Data records
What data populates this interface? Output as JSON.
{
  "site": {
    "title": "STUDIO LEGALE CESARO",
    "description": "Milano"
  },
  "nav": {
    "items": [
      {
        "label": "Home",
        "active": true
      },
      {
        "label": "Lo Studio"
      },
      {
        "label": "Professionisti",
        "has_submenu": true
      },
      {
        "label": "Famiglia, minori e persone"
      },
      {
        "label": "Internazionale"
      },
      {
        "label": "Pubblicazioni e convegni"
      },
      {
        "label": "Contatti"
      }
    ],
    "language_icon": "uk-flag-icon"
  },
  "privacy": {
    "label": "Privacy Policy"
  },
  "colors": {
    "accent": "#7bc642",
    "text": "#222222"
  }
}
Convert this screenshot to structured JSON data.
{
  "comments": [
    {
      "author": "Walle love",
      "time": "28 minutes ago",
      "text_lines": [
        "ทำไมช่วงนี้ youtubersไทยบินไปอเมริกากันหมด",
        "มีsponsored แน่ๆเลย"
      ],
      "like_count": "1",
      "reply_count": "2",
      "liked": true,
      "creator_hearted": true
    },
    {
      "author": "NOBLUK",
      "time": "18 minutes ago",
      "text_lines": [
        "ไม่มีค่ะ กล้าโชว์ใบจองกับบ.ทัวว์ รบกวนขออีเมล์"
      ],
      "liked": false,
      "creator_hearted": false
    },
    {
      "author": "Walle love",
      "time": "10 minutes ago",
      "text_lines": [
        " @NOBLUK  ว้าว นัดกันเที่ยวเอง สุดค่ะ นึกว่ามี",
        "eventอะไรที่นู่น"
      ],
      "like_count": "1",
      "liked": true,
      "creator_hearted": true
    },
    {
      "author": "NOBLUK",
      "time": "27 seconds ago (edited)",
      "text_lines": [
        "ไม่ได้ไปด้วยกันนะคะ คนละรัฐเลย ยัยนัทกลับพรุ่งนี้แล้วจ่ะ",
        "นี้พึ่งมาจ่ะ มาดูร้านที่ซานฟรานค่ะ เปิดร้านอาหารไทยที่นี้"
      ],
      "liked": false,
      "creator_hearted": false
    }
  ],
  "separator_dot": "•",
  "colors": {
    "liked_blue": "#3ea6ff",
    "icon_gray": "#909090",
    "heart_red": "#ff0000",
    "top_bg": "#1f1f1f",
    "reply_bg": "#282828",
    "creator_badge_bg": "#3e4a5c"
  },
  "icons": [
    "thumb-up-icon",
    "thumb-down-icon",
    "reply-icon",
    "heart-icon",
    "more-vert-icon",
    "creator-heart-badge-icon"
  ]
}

Required task
Copy every line of the listing that includes the string "label".

Exercise solution
        "label": "Home",
        "label": "Lo Studio"
        "label": "Professionisti",
        "label": "Famiglia, minori e persone"
        "label": "Internazionale"
        "label": "Pubblicazioni e convegni"
        "label": "Contatti"
    "label": "Privacy Policy"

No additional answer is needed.